## Data extract
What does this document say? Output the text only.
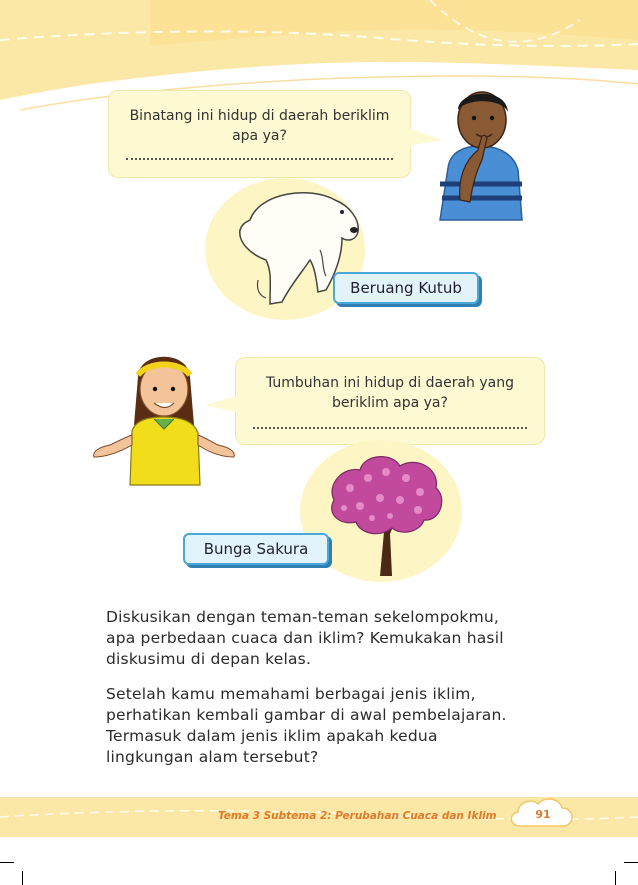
Binatang ini hidup di daerah beriklim
apa ya?
Beruang Kutub
Tumbuhan ini hidup di daerah yang
beriklim apa ya?
Bunga Sakura
Diskusikan dengan teman-teman sekelompokmu,
apa perbedaan cuaca dan iklim? Kemukakan hasil
diskusimu di depan kelas.
Setelah kamu memahami berbagai jenis iklim,
perhatikan kembali gambar di awal pembelajaran.
Termasuk dalam jenis iklim apakah kedua
lingkungan alam tersebut?
Tema 3 Subtema 2: Perubahan Cuaca dan Iklim	91
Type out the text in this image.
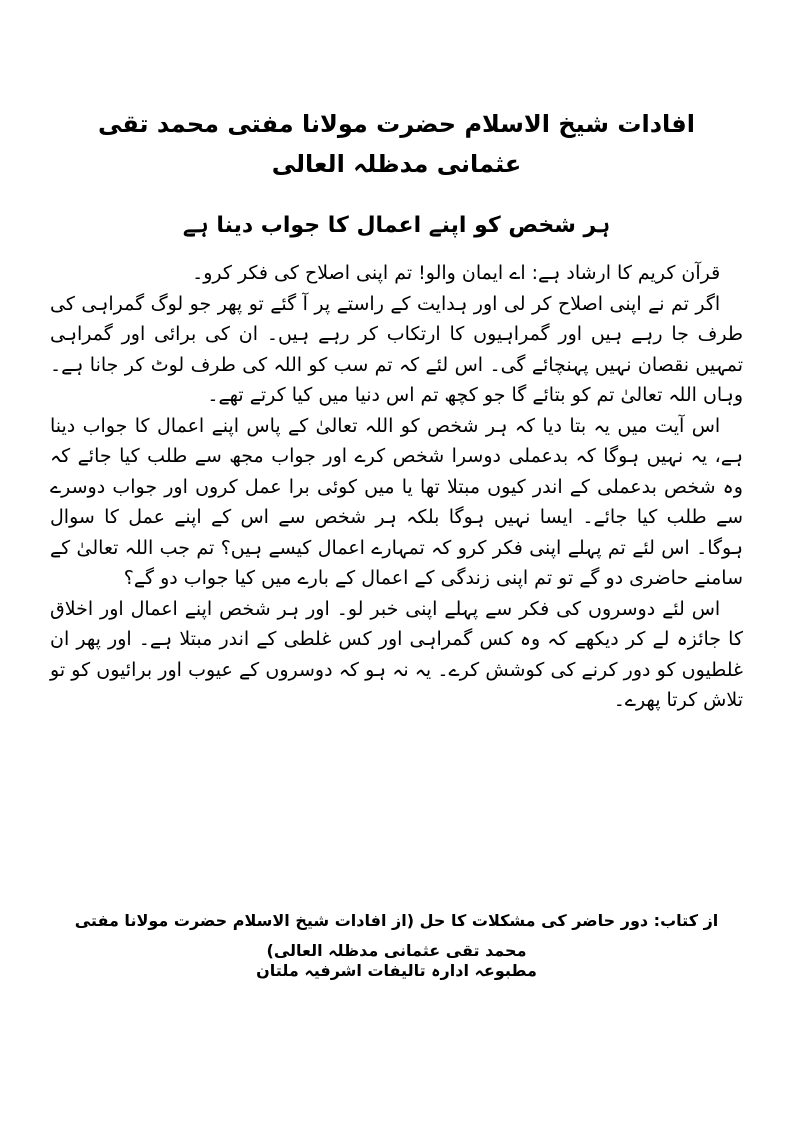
افادات شیخ الاسلام حضرت مولانا مفتی محمد تقی عثمانی مدظلہ العالی
ہر شخص کو اپنے اعمال کا جواب دینا ہے

قرآن کریم کا ارشاد ہے: اے ایمان والو! تم اپنی اصلاح کی فکر کرو۔

اگر تم نے اپنی اصلاح کر لی اور ہدایت کے راستے پر آ گئے تو پھر جو لوگ گمراہی کی طرف جا رہے ہیں اور گمراہیوں کا ارتکاب کر رہے ہیں۔ ان کی برائی اور گمراہی تمہیں نقصان نہیں پہنچائے گی۔ اس لئے کہ تم سب کو اللہ کی طرف لوٹ کر جانا ہے۔ وہاں اللہ تعالیٰ تم کو بتائے گا جو کچھ تم اس دنیا میں کیا کرتے تھے۔

اس آیت میں یہ بتا دیا کہ ہر شخص کو اللہ تعالیٰ کے پاس اپنے اعمال کا جواب دینا ہے، یہ نہیں ہوگا کہ بدعملی دوسرا شخص کرے اور جواب مجھ سے طلب کیا جائے کہ وہ شخص بدعملی کے اندر کیوں مبتلا تھا یا میں کوئی برا عمل کروں اور جواب دوسرے سے طلب کیا جائے۔ ایسا نہیں ہوگا بلکہ ہر شخص سے اس کے اپنے عمل کا سوال ہوگا۔ اس لئے تم پہلے اپنی فکر کرو کہ تمہارے اعمال کیسے ہیں؟ تم جب اللہ تعالیٰ کے سامنے حاضری دو گے تو تم اپنی زندگی کے اعمال کے بارے میں کیا جواب دو گے؟

اس لئے دوسروں کی فکر سے پہلے اپنی خبر لو۔ اور ہر شخص اپنے اعمال اور اخلاق کا جائزہ لے کر دیکھے کہ وہ کس گمراہی اور کس غلطی کے اندر مبتلا ہے۔ اور پھر ان غلطیوں کو دور کرنے کی کوشش کرے۔ یہ نہ ہو کہ دوسروں کے عیوب اور برائیوں کو تو تلاش کرتا پھرے۔

از کتاب: دور حاضر کی مشکلات کا حل (از افادات شیخ الاسلام حضرت مولانا مفتی محمد تقی عثمانی مدظلہ العالی)
مطبوعہ ادارہ تالیفات اشرفیہ ملتان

## Exercise description
Copy the material shown above in full and exactly. Skip the pictures.

## Output
What does this document say? Output the text only.
Binatang ini hidup di daerah beriklim
apa ya?
Beruang Kutub
Tumbuhan ini hidup di daerah yang
beriklim apa ya?
Bunga Sakura
Diskusikan dengan teman-teman sekelompokmu,
apa perbedaan cuaca dan iklim? Kemukakan hasil
diskusimu di depan kelas.
Setelah kamu memahami berbagai jenis iklim,
perhatikan kembali gambar di awal pembelajaran.
Termasuk dalam jenis iklim apakah kedua
lingkungan alam tersebut?
Tema 3 Subtema 2: Perubahan Cuaca dan Iklim	91
Type out the text in this image.
افادات شیخ الاسلام حضرت مولانا مفتی محمد تقی عثمانی مدظلہ العالی
ہر شخص کو اپنے اعمال کا جواب دینا ہے

قرآن کریم کا ارشاد ہے: اے ایمان والو! تم اپنی اصلاح کی فکر کرو۔

اگر تم نے اپنی اصلاح کر لی اور ہدایت کے راستے پر آ گئے تو پھر جو لوگ گمراہی کی طرف جا رہے ہیں اور گمراہیوں کا ارتکاب کر رہے ہیں۔ ان کی برائی اور گمراہی تمہیں نقصان نہیں پہنچائے گی۔ اس لئے کہ تم سب کو اللہ کی طرف لوٹ کر جانا ہے۔ وہاں اللہ تعالیٰ تم کو بتائے گا جو کچھ تم اس دنیا میں کیا کرتے تھے۔

اس آیت میں یہ بتا دیا کہ ہر شخص کو اللہ تعالیٰ کے پاس اپنے اعمال کا جواب دینا ہے، یہ نہیں ہوگا کہ بدعملی دوسرا شخص کرے اور جواب مجھ سے طلب کیا جائے کہ وہ شخص بدعملی کے اندر کیوں مبتلا تھا یا میں کوئی برا عمل کروں اور جواب دوسرے سے طلب کیا جائے۔ ایسا نہیں ہوگا بلکہ ہر شخص سے اس کے اپنے عمل کا سوال ہوگا۔ اس لئے تم پہلے اپنی فکر کرو کہ تمہارے اعمال کیسے ہیں؟ تم جب اللہ تعالیٰ کے سامنے حاضری دو گے تو تم اپنی زندگی کے اعمال کے بارے میں کیا جواب دو گے؟

اس لئے دوسروں کی فکر سے پہلے اپنی خبر لو۔ اور ہر شخص اپنے اعمال اور اخلاق کا جائزہ لے کر دیکھے کہ وہ کس گمراہی اور کس غلطی کے اندر مبتلا ہے۔ اور پھر ان غلطیوں کو دور کرنے کی کوشش کرے۔ یہ نہ ہو کہ دوسروں کے عیوب اور برائیوں کو تو تلاش کرتا پھرے۔

از کتاب: دور حاضر کی مشکلات کا حل (از افادات شیخ الاسلام حضرت مولانا مفتی محمد تقی عثمانی مدظلہ العالی)
مطبوعہ ادارہ تالیفات اشرفیہ ملتان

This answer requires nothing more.